Find the lines below that contain the word "suffix" and count them. Only the number should be given.

------------------------------------------------------------------------

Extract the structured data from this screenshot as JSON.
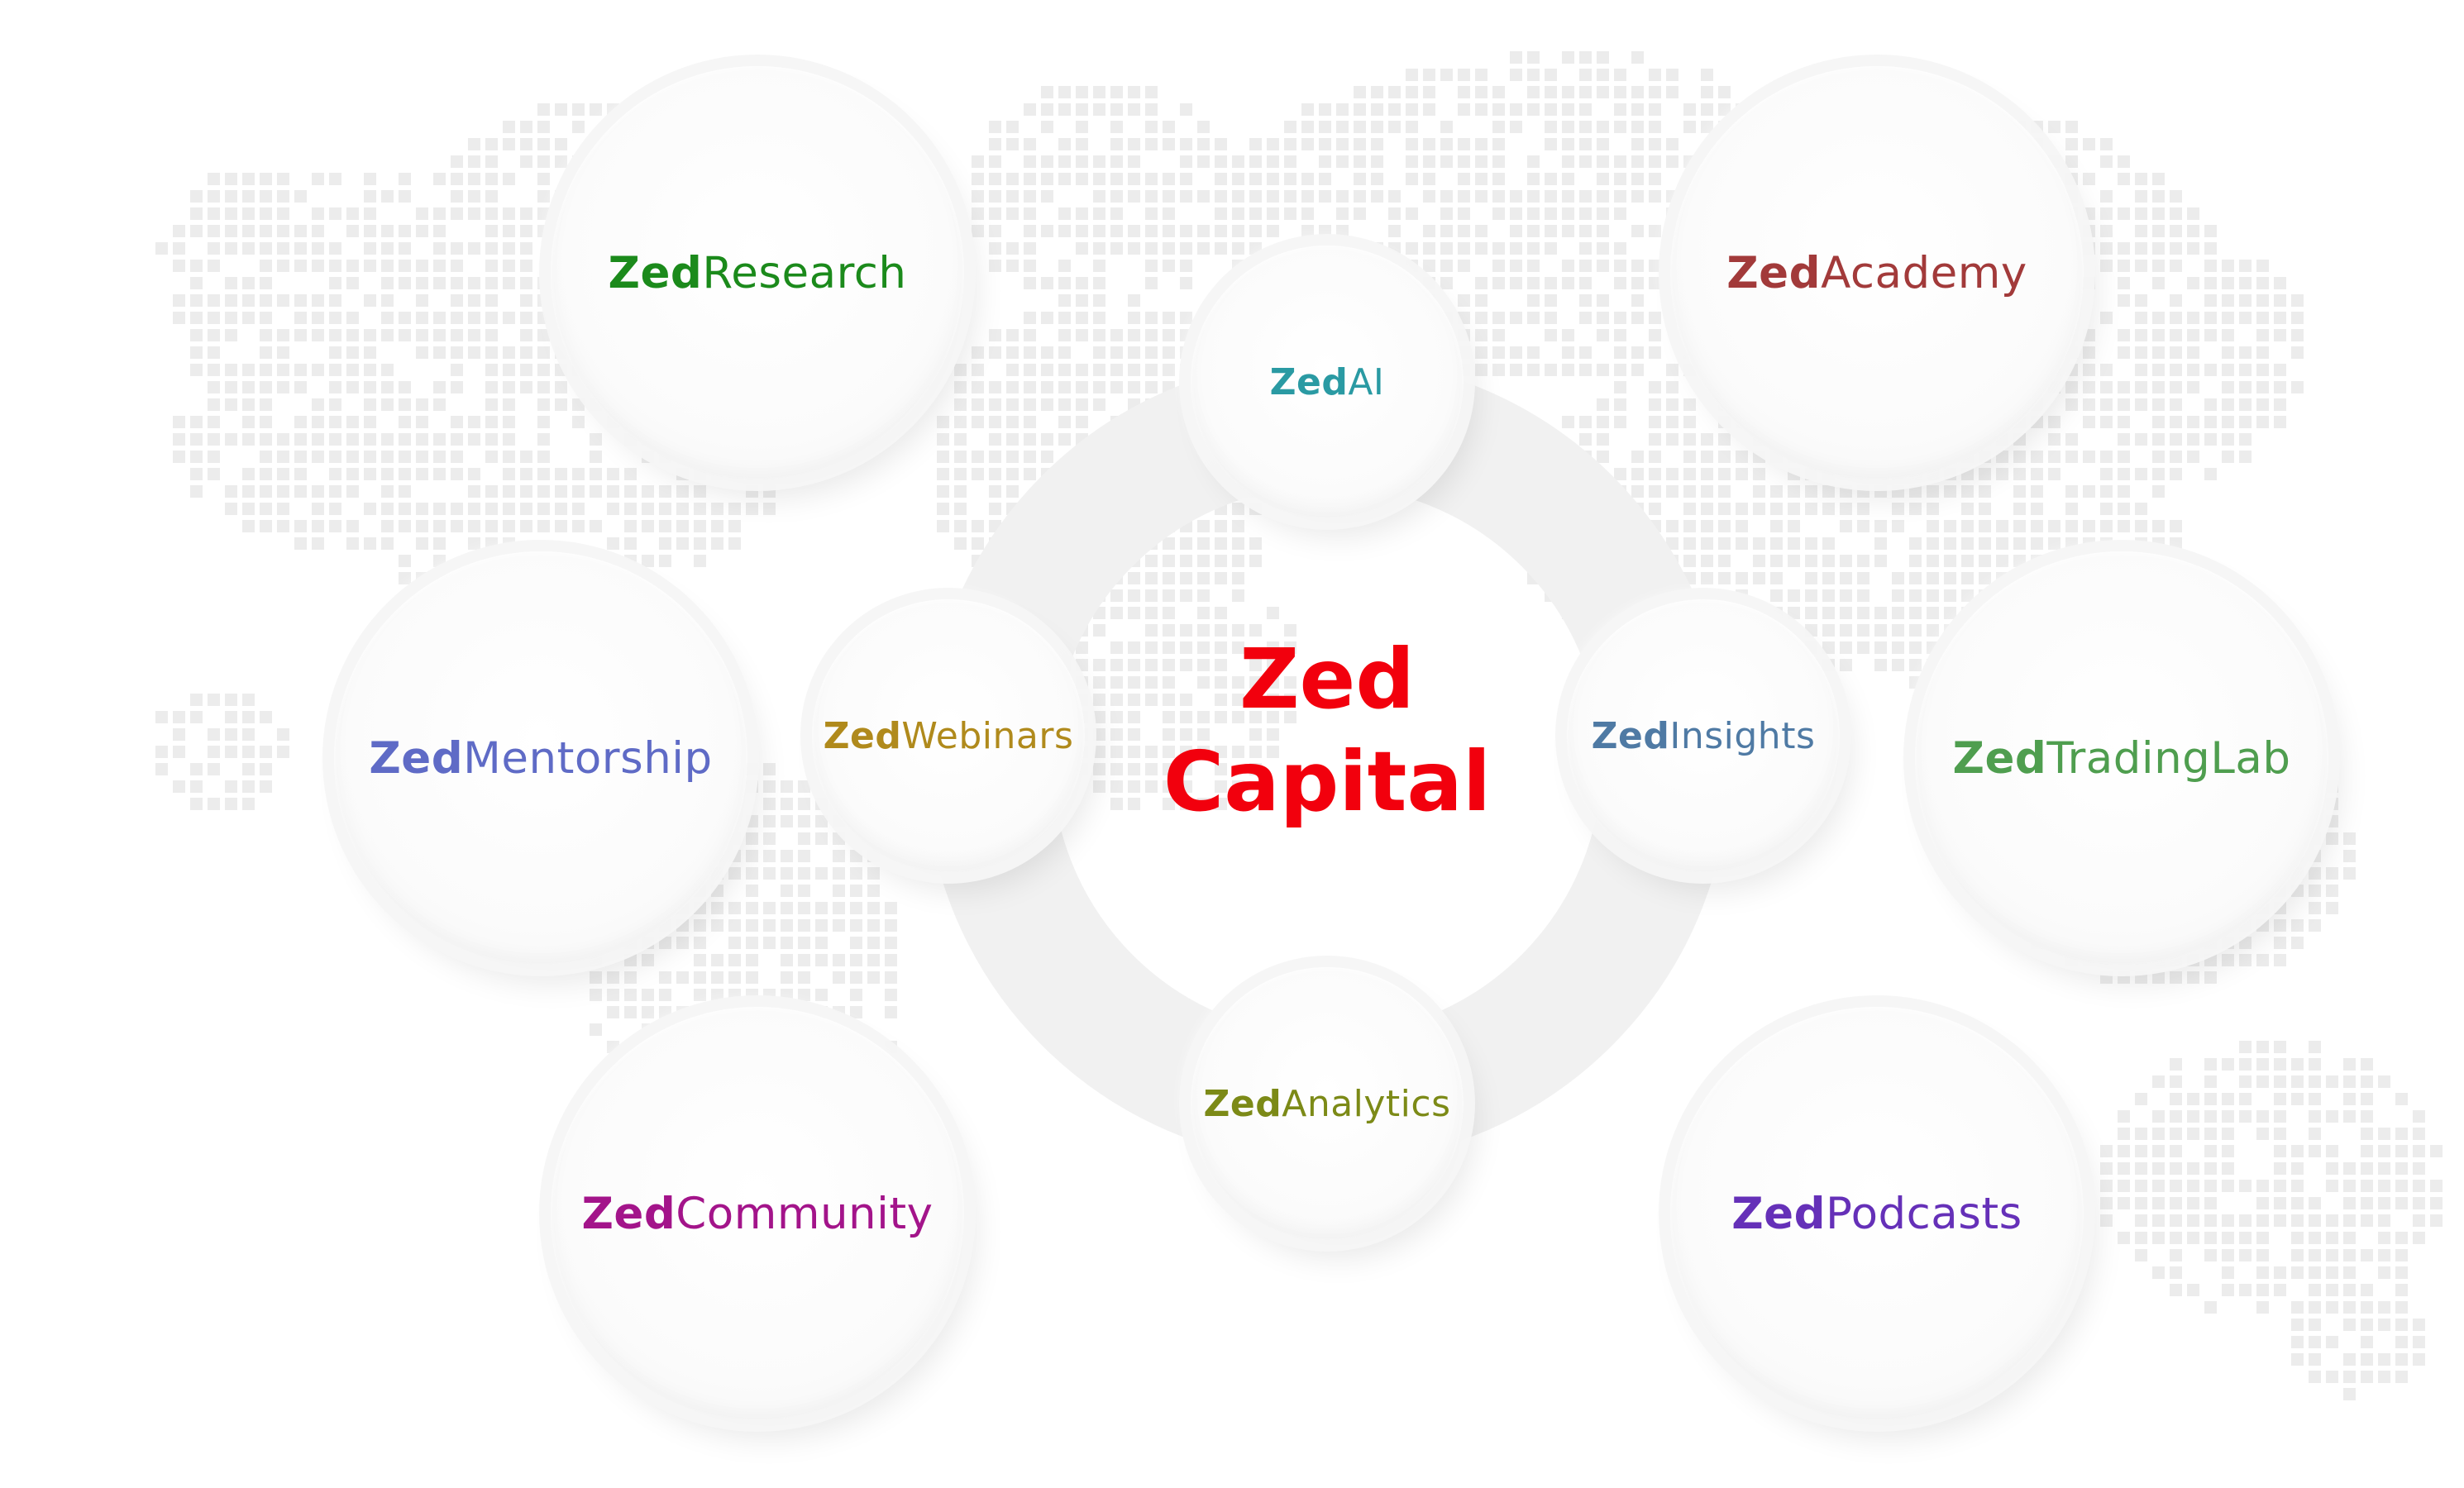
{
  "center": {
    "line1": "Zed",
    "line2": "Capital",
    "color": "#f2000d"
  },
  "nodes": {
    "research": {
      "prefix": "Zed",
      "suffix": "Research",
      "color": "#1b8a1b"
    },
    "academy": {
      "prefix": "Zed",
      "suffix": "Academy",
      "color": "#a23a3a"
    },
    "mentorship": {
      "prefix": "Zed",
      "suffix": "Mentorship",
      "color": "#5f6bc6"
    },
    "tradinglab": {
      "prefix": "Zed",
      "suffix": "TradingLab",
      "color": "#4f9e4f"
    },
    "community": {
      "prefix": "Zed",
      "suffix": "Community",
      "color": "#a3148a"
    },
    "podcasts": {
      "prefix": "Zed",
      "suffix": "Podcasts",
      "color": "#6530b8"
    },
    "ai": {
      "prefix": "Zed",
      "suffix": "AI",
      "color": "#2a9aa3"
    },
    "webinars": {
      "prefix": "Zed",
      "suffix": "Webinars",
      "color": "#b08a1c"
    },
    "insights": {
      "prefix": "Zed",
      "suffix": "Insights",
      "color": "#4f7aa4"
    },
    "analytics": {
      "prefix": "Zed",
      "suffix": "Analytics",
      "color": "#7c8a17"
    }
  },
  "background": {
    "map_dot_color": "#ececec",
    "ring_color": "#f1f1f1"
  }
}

------------------------------------------------------------------------

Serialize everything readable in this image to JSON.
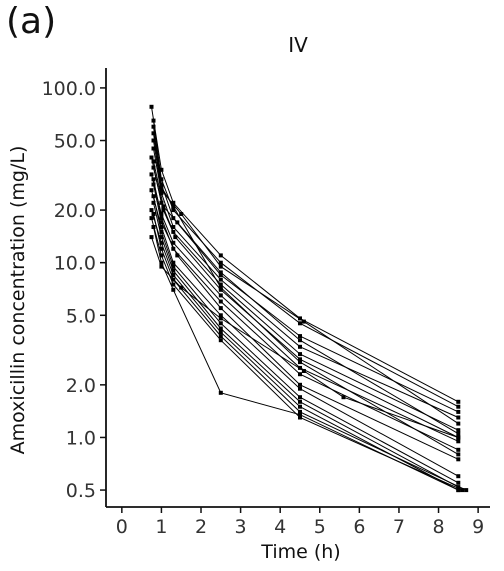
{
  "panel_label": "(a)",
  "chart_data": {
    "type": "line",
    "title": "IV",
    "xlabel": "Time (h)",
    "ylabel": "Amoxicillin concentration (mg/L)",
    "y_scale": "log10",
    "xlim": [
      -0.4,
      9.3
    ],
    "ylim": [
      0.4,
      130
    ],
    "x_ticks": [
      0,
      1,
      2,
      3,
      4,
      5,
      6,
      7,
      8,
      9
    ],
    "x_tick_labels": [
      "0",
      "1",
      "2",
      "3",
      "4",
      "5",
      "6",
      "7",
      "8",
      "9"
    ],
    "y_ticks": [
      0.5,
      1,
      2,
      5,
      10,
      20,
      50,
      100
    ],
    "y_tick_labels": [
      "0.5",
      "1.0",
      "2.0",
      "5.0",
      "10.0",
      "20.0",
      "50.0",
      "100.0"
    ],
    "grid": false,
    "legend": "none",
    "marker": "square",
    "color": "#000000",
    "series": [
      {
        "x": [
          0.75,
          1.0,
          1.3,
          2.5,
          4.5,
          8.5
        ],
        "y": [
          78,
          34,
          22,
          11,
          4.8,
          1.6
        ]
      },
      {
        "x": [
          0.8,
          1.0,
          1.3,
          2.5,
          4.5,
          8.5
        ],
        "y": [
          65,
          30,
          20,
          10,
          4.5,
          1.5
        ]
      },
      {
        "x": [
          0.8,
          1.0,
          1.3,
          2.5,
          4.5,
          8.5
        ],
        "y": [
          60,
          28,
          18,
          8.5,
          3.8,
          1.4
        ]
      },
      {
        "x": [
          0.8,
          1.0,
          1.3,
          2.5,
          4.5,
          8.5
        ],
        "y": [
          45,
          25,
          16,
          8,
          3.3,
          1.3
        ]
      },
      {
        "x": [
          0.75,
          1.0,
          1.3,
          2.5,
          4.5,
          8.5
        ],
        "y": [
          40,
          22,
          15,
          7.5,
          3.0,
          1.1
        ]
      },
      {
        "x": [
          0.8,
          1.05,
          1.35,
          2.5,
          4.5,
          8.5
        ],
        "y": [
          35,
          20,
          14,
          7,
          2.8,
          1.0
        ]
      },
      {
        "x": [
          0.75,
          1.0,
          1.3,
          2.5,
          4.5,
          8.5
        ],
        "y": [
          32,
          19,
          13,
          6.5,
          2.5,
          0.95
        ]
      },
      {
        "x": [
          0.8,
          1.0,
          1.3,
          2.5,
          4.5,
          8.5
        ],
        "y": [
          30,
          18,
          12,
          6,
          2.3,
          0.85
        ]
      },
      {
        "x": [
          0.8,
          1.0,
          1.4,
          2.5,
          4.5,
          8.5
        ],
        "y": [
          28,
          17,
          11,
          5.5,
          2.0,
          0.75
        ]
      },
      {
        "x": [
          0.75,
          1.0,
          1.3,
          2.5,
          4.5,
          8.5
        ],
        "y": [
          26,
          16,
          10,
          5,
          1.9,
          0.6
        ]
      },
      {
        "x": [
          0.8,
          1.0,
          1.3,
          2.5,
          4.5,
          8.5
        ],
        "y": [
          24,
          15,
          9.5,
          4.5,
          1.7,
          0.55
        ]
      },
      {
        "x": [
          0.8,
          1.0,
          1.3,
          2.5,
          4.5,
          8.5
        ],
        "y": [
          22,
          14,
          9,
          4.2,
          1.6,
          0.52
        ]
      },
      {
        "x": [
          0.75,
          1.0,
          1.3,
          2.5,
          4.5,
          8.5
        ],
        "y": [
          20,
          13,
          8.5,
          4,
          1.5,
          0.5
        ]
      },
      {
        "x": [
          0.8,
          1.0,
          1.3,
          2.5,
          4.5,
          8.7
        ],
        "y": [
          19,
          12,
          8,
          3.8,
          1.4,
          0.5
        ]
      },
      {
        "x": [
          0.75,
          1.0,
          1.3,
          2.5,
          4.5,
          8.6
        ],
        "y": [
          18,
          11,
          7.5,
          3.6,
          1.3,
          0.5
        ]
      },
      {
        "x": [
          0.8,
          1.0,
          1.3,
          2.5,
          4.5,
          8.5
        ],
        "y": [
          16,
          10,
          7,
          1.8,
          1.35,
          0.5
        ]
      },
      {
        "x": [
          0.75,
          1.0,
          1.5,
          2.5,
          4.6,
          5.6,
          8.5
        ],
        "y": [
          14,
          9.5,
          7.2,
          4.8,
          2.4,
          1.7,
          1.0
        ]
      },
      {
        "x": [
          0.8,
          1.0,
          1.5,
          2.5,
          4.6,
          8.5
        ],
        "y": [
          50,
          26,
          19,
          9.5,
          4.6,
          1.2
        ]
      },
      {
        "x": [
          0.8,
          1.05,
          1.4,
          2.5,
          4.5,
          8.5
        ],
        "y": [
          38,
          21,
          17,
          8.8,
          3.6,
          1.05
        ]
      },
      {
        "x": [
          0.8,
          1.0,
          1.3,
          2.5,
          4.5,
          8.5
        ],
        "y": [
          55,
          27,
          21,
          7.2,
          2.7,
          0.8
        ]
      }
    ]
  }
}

------------------------------------------------------------------------

_Answer below_.
10